● **Instruction**: Your task is to repeat all of the data exactly while excluding the pictures.

** start of Records shown **

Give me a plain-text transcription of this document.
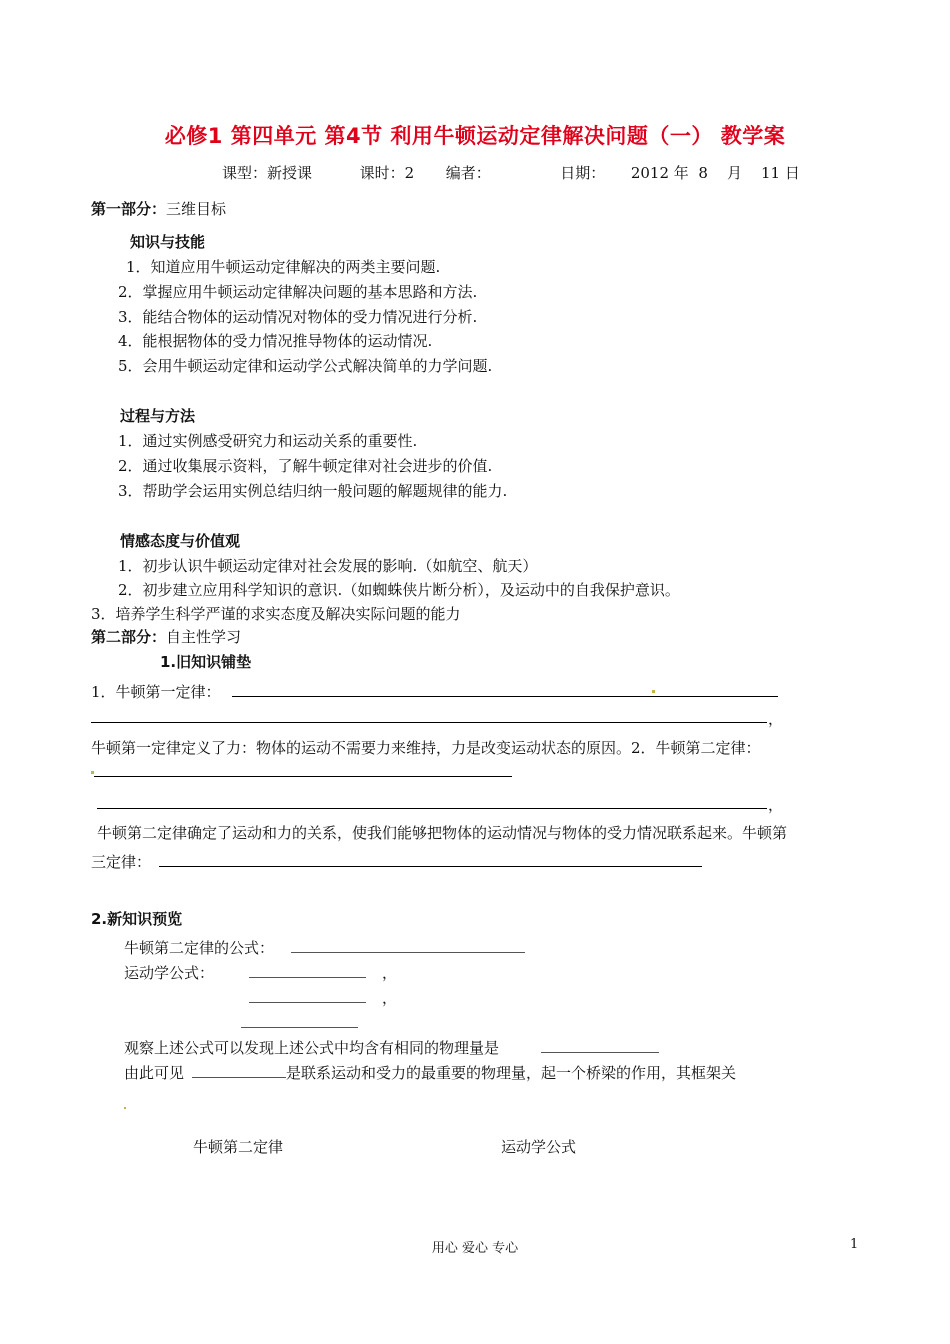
必修1 第四单元 第4节 利用牛顿运动定律解决问题（一） 教学案
课型：新授课	课时：2 编者：	日期： 2012 年  8    月    11 日
第一部分：三维目标
知识与技能
1．知道应用牛顿运动定律解决的两类主要问题.
2．掌握应用牛顿运动定律解决问题的基本思路和方法.
3．能结合物体的运动情况对物体的受力情况进行分析.
4．能根据物体的受力情况推导物体的运动情况.
5．会用牛顿运动定律和运动学公式解决简单的力学问题.
过程与方法
1．通过实例感受研究力和运动关系的重要性.
2．通过收集展示资料，了解牛顿定律对社会进步的价值.
3．帮助学会运用实例总结归纳一般问题的解题规律的能力.
情感态度与价值观
1．初步认识牛顿运动定律对社会发展的影响.（如航空、航天）
2．初步建立应用科学知识的意识.（如蜘蛛侠片断分析），及运动中的自我保护意识。
3．培养学生科学严谨的求实态度及解决实际问题的能力
第二部分：自主性学习
1.旧知识铺垫
1．牛顿第一定律：
，
牛顿第一定律定义了力：物体的运动不需要力来维持，力是改变运动状态的原因。2．牛顿第二定律：
，
牛顿第二定律确定了运动和力的关系，使我们能够把物体的运动情况与物体的受力情况联系起来。牛顿第
三定律：
2.新知识预览
牛顿第二定律的公式：
运动学公式：	，
，
观察上述公式可以发现上述公式中均含有相同的物理量是
由此可见	是联系运动和受力的最重要的物理量，起一个桥梁的作用，其框架关
牛顿第二定律	运动学公式
用心 爱心 专心	1
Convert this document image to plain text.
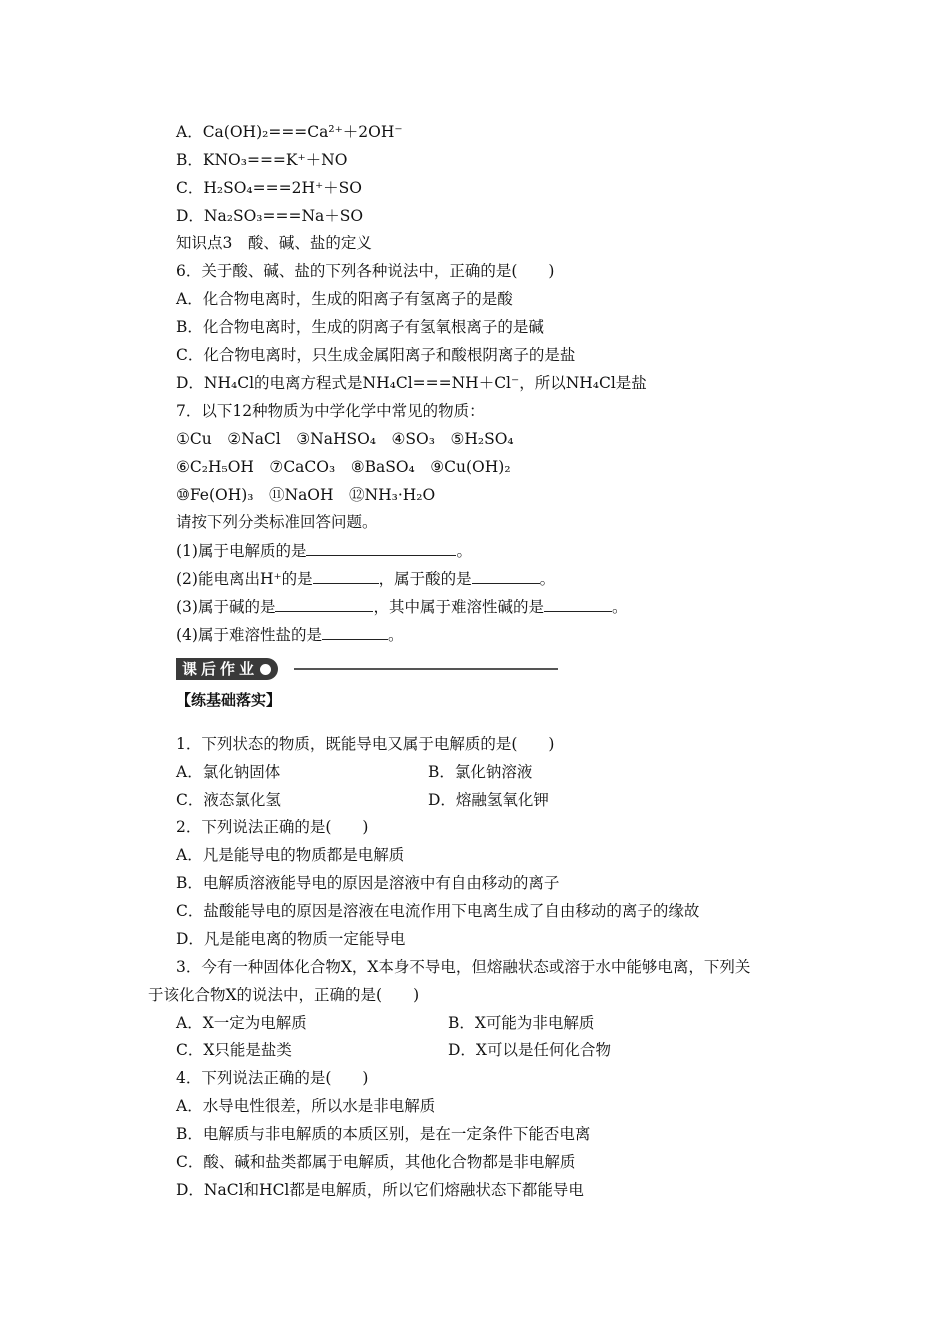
A．Ca(OH)₂===Ca²⁺＋2OH⁻
B．KNO₃===K⁺＋NO
C．H₂SO₄===2H⁺＋SO
D．Na₂SO₃===Na＋SO
知识点3　酸、碱、盐的定义
6．关于酸、碱、盐的下列各种说法中，正确的是(　　)
A．化合物电离时，生成的阳离子有氢离子的是酸
B．化合物电离时，生成的阴离子有氢氧根离子的是碱
C．化合物电离时，只生成金属阳离子和酸根阴离子的是盐
D．NH₄Cl的电离方程式是NH₄Cl===NH＋Cl⁻，所以NH₄Cl是盐
7．以下12种物质为中学化学中常见的物质：
①Cu　②NaCl　③NaHSO₄　④SO₃　⑤H₂SO₄
⑥C₂H₅OH　⑦CaCO₃　⑧BaSO₄　⑨Cu(OH)₂
⑩Fe(OH)₃　⑪NaOH　⑫NH₃·H₂O
请按下列分类标准回答问题。
(1)属于电解质的是	。
(2)能电离出H⁺的是	，属于酸的是	。
(3)属于碱的是	，其中属于难溶性碱的是	。
(4)属于难溶性盐的是	。
课后作业
【练基础落实】
1．下列状态的物质，既能导电又属于电解质的是(　　)
A．氯化钠固体	B．氯化钠溶液
C．液态氯化氢	D．熔融氢氧化钾
2．下列说法正确的是(　　)
A．凡是能导电的物质都是电解质
B．电解质溶液能导电的原因是溶液中有自由移动的离子
C．盐酸能导电的原因是溶液在电流作用下电离生成了自由移动的离子的缘故
D．凡是能电离的物质一定能导电
3．今有一种固体化合物X，X本身不导电，但熔融状态或溶于水中能够电离，下列关
于该化合物X的说法中，正确的是(　　)
A．X一定为电解质	B．X可能为非电解质
C．X只能是盐类	D．X可以是任何化合物
4．下列说法正确的是(　　)
A．水导电性很差，所以水是非电解质
B．电解质与非电解质的本质区别，是在一定条件下能否电离
C．酸、碱和盐类都属于电解质，其他化合物都是非电解质
D．NaCl和HCl都是电解质，所以它们熔融状态下都能导电
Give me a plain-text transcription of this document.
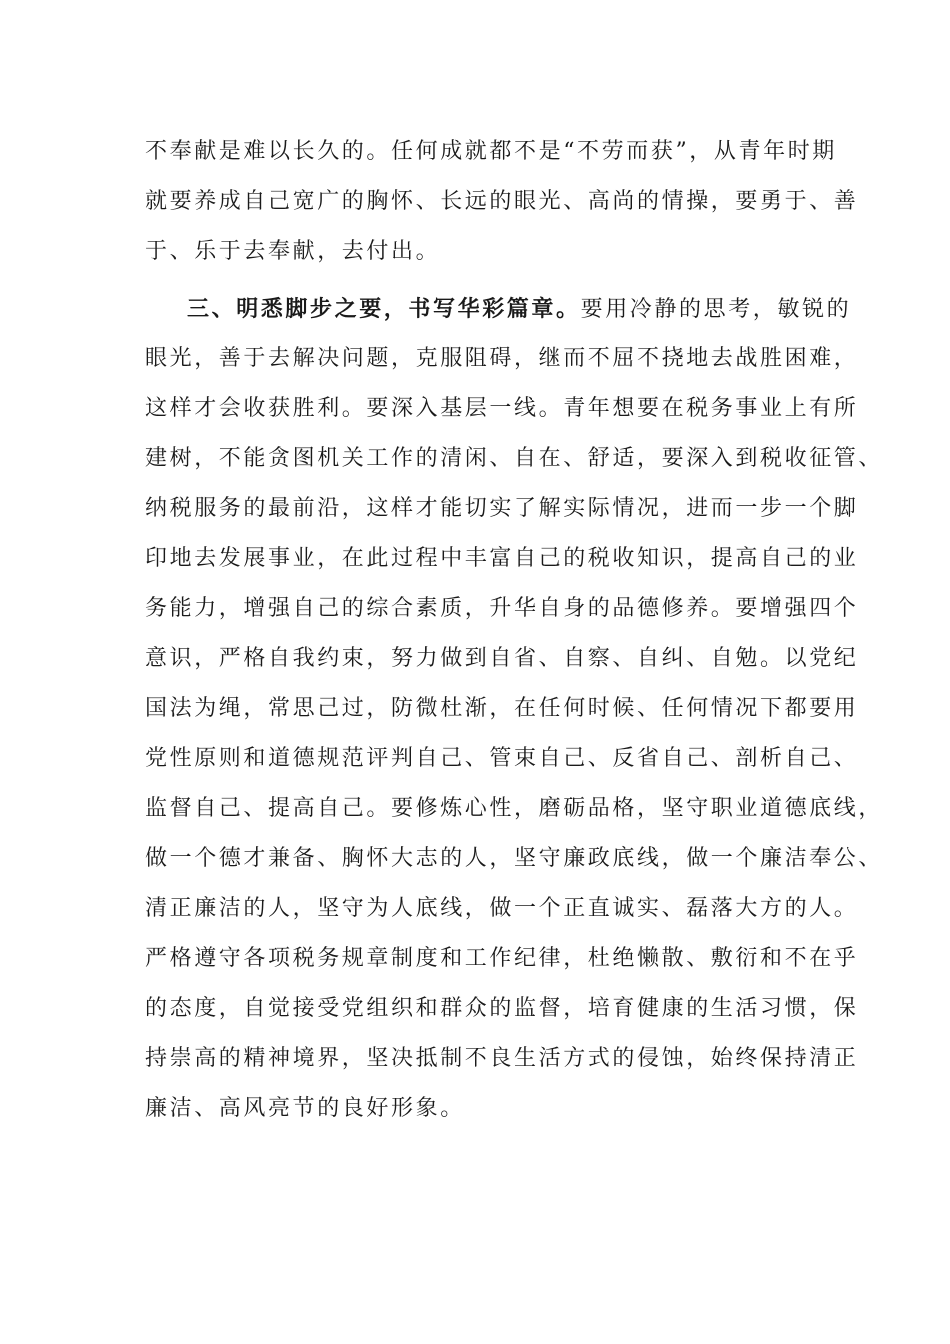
不奉献是难以长久的。任何成就都不是“不劳而获”，从青年时期
就要养成自己宽广的胸怀、长远的眼光、高尚的情操，要勇于、善
于、乐于去奉献，去付出。
三、明悉脚步之要，书写华彩篇章。要用冷静的思考，敏锐的
眼光，善于去解决问题，克服阻碍，继而不屈不挠地去战胜困难，
这样才会收获胜利。要深入基层一线。青年想要在税务事业上有所
建树，不能贪图机关工作的清闲、自在、舒适，要深入到税收征管、
纳税服务的最前沿，这样才能切实了解实际情况，进而一步一个脚
印地去发展事业，在此过程中丰富自己的税收知识，提高自己的业
务能力，增强自己的综合素质，升华自身的品德修养。要增强四个
意识，严格自我约束，努力做到自省、自察、自纠、自勉。以党纪
国法为绳，常思己过，防微杜渐，在任何时候、任何情况下都要用
党性原则和道德规范评判自己、管束自己、反省自己、剖析自己、
监督自己、提高自己。要修炼心性，磨砺品格，坚守职业道德底线，
做一个德才兼备、胸怀大志的人，坚守廉政底线，做一个廉洁奉公、
清正廉洁的人，坚守为人底线，做一个正直诚实、磊落大方的人。
严格遵守各项税务规章制度和工作纪律，杜绝懒散、敷衍和不在乎
的态度，自觉接受党组织和群众的监督，培育健康的生活习惯，保
持崇高的精神境界，坚决抵制不良生活方式的侵蚀，始终保持清正
廉洁、高风亮节的良好形象。
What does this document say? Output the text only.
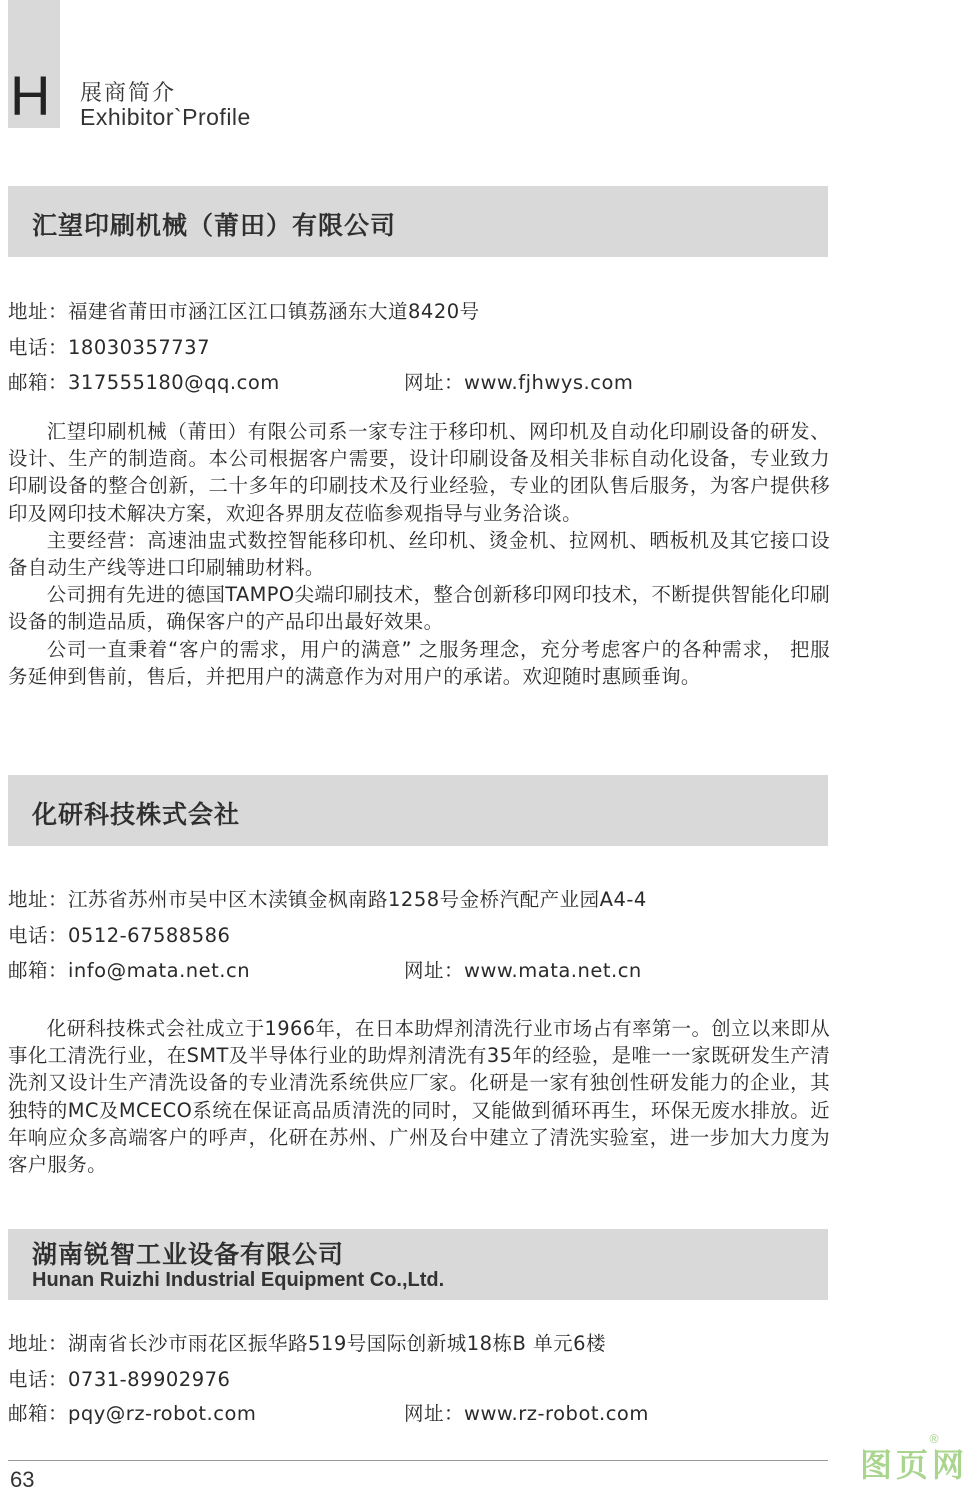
H 展商简介
Exhibitor`Profile
汇望印刷机械（莆田）有限公司
地址：福建省莆田市涵江区江口镇荔涵东大道8420号
电话：18030357737
邮箱：317555180@qq.com	网址：www.fjhwys.com

汇望印刷机械（莆田）有限公司系一家专注于移印机、网印机及自动化印刷设备的研发、设计、生产的制造商。本公司根据客户需要，设计印刷设备及相关非标自动化设备，专业致力印刷设备的整合创新，二十多年的印刷技术及行业经验，专业的团队售后服务，为客户提供移印及网印技术解决方案，欢迎各界朋友莅临参观指导与业务洽谈。

主要经营：高速油盅式数控智能移印机、丝印机、烫金机、拉网机、晒板机及其它接口设备自动生产线等进口印刷辅助材料。

公司拥有先进的德国TAMPO尖端印刷技术，整合创新移印网印技术，不断提供智能化印刷设备的制造品质，确保客户的产品印出最好效果。

公司一直秉着“客户的需求，用户的满意” 之服务理念，充分考虑客户的各种需求， 把服务延伸到售前，售后，并把用户的满意作为对用户的承诺。欢迎随时惠顾垂询。

化研科技株式会社
地址：江苏省苏州市吴中区木渎镇金枫南路1258号金桥汽配产业园A4-4
电话：0512-67588586
邮箱：info@mata.net.cn	网址：www.mata.net.cn

化研科技株式会社成立于1966年，在日本助焊剂清洗行业市场占有率第一。创立以来即从事化工清洗行业，在SMT及半导体行业的助焊剂清洗有35年的经验，是唯一一家既研发生产清洗剂又设计生产清洗设备的专业清洗系统供应厂家。化研是一家有独创性研发能力的企业，其独特的MC及MCECO系统在保证高品质清洗的同时，又能做到循环再生，环保无废水排放。近年响应众多高端客户的呼声，化研在苏州、广州及台中建立了清洗实验室，进一步加大力度为客户服务。

湖南锐智工业设备有限公司
Hunan Ruizhi Industrial Equipment Co.,Ltd.
地址：湖南省长沙市雨花区振华路519号国际创新城18栋B 单元6楼
电话：0731-89902976
邮箱：pqy@rz-robot.com	网址：www.rz-robot.com
63	图页网
®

** end of Records shown **

● **Solution to this task**:
Give me a plain-text transcription of this document.
必修1 第四单元 第4节 利用牛顿运动定律解决问题（一） 教学案
课型：新授课	课时：2 编者：	日期： 2012 年  8    月    11 日
第一部分：三维目标
知识与技能
1．知道应用牛顿运动定律解决的两类主要问题.
2．掌握应用牛顿运动定律解决问题的基本思路和方法.
3．能结合物体的运动情况对物体的受力情况进行分析.
4．能根据物体的受力情况推导物体的运动情况.
5．会用牛顿运动定律和运动学公式解决简单的力学问题.
过程与方法
1．通过实例感受研究力和运动关系的重要性.
2．通过收集展示资料，了解牛顿定律对社会进步的价值.
3．帮助学会运用实例总结归纳一般问题的解题规律的能力.
情感态度与价值观
1．初步认识牛顿运动定律对社会发展的影响.（如航空、航天）
2．初步建立应用科学知识的意识.（如蜘蛛侠片断分析），及运动中的自我保护意识。
3．培养学生科学严谨的求实态度及解决实际问题的能力
第二部分：自主性学习
1.旧知识铺垫
1．牛顿第一定律：
，
牛顿第一定律定义了力：物体的运动不需要力来维持，力是改变运动状态的原因。2．牛顿第二定律：
，
牛顿第二定律确定了运动和力的关系，使我们能够把物体的运动情况与物体的受力情况联系起来。牛顿第
三定律：
2.新知识预览
牛顿第二定律的公式：
运动学公式：	，
，
观察上述公式可以发现上述公式中均含有相同的物理量是
由此可见	是联系运动和受力的最重要的物理量，起一个桥梁的作用，其框架关
牛顿第二定律	运动学公式
用心 爱心 专心	1
Convert this document image to plain text.
A．Ca(OH)₂===Ca²⁺＋2OH⁻
B．KNO₃===K⁺＋NO
C．H₂SO₄===2H⁺＋SO
D．Na₂SO₃===Na＋SO
知识点3　酸、碱、盐的定义
6．关于酸、碱、盐的下列各种说法中，正确的是(　　)
A．化合物电离时，生成的阳离子有氢离子的是酸
B．化合物电离时，生成的阴离子有氢氧根离子的是碱
C．化合物电离时，只生成金属阳离子和酸根阴离子的是盐
D．NH₄Cl的电离方程式是NH₄Cl===NH＋Cl⁻，所以NH₄Cl是盐
7．以下12种物质为中学化学中常见的物质：
①Cu　②NaCl　③NaHSO₄　④SO₃　⑤H₂SO₄
⑥C₂H₅OH　⑦CaCO₃　⑧BaSO₄　⑨Cu(OH)₂
⑩Fe(OH)₃　⑪NaOH　⑫NH₃·H₂O
请按下列分类标准回答问题。
(1)属于电解质的是	。
(2)能电离出H⁺的是	，属于酸的是	。
(3)属于碱的是	，其中属于难溶性碱的是	。
(4)属于难溶性盐的是	。
课后作业
【练基础落实】
1．下列状态的物质，既能导电又属于电解质的是(　　)
A．氯化钠固体	B．氯化钠溶液
C．液态氯化氢	D．熔融氢氧化钾
2．下列说法正确的是(　　)
A．凡是能导电的物质都是电解质
B．电解质溶液能导电的原因是溶液中有自由移动的离子
C．盐酸能导电的原因是溶液在电流作用下电离生成了自由移动的离子的缘故
D．凡是能电离的物质一定能导电
3．今有一种固体化合物X，X本身不导电，但熔融状态或溶于水中能够电离，下列关
于该化合物X的说法中，正确的是(　　)
A．X一定为电解质	B．X可能为非电解质
C．X只能是盐类	D．X可以是任何化合物
4．下列说法正确的是(　　)
A．水导电性很差，所以水是非电解质
B．电解质与非电解质的本质区别，是在一定条件下能否电离
C．酸、碱和盐类都属于电解质，其他化合物都是非电解质
D．NaCl和HCl都是电解质，所以它们熔融状态下都能导电
Give me a plain-text transcription of this document.
不奉献是难以长久的。任何成就都不是“不劳而获”，从青年时期
就要养成自己宽广的胸怀、长远的眼光、高尚的情操，要勇于、善
于、乐于去奉献，去付出。
三、明悉脚步之要，书写华彩篇章。要用冷静的思考，敏锐的
眼光，善于去解决问题，克服阻碍，继而不屈不挠地去战胜困难，
这样才会收获胜利。要深入基层一线。青年想要在税务事业上有所
建树，不能贪图机关工作的清闲、自在、舒适，要深入到税收征管、
纳税服务的最前沿，这样才能切实了解实际情况，进而一步一个脚
印地去发展事业，在此过程中丰富自己的税收知识，提高自己的业
务能力，增强自己的综合素质，升华自身的品德修养。要增强四个
意识，严格自我约束，努力做到自省、自察、自纠、自勉。以党纪
国法为绳，常思己过，防微杜渐，在任何时候、任何情况下都要用
党性原则和道德规范评判自己、管束自己、反省自己、剖析自己、
监督自己、提高自己。要修炼心性，磨砺品格，坚守职业道德底线，
做一个德才兼备、胸怀大志的人，坚守廉政底线，做一个廉洁奉公、
清正廉洁的人，坚守为人底线，做一个正直诚实、磊落大方的人。
严格遵守各项税务规章制度和工作纪律，杜绝懒散、敷衍和不在乎
的态度，自觉接受党组织和群众的监督，培育健康的生活习惯，保
持崇高的精神境界，坚决抵制不良生活方式的侵蚀，始终保持清正
廉洁、高风亮节的良好形象。
What does this document say? Output the text only.
H 展商简介
Exhibitor`Profile
汇望印刷机械（莆田）有限公司
地址：福建省莆田市涵江区江口镇荔涵东大道8420号
电话：18030357737
邮箱：317555180@qq.com	网址：www.fjhwys.com

汇望印刷机械（莆田）有限公司系一家专注于移印机、网印机及自动化印刷设备的研发、设计、生产的制造商。本公司根据客户需要，设计印刷设备及相关非标自动化设备，专业致力印刷设备的整合创新，二十多年的印刷技术及行业经验，专业的团队售后服务，为客户提供移印及网印技术解决方案，欢迎各界朋友莅临参观指导与业务洽谈。

主要经营：高速油盅式数控智能移印机、丝印机、烫金机、拉网机、晒板机及其它接口设备自动生产线等进口印刷辅助材料。

公司拥有先进的德国TAMPO尖端印刷技术，整合创新移印网印技术，不断提供智能化印刷设备的制造品质，确保客户的产品印出最好效果。

公司一直秉着“客户的需求，用户的满意” 之服务理念，充分考虑客户的各种需求， 把服务延伸到售前，售后，并把用户的满意作为对用户的承诺。欢迎随时惠顾垂询。

化研科技株式会社
地址：江苏省苏州市吴中区木渎镇金枫南路1258号金桥汽配产业园A4-4
电话：0512-67588586
邮箱：info@mata.net.cn	网址：www.mata.net.cn

化研科技株式会社成立于1966年，在日本助焊剂清洗行业市场占有率第一。创立以来即从事化工清洗行业，在SMT及半导体行业的助焊剂清洗有35年的经验，是唯一一家既研发生产清洗剂又设计生产清洗设备的专业清洗系统供应厂家。化研是一家有独创性研发能力的企业，其独特的MC及MCECO系统在保证高品质清洗的同时，又能做到循环再生，环保无废水排放。近年响应众多高端客户的呼声，化研在苏州、广州及台中建立了清洗实验室，进一步加大力度为客户服务。

湖南锐智工业设备有限公司
Hunan Ruizhi Industrial Equipment Co.,Ltd.
地址：湖南省长沙市雨花区振华路519号国际创新城18栋B 单元6楼
电话：0731-89902976
邮箱：pqy@rz-robot.com	网址：www.rz-robot.com
63	图页网
®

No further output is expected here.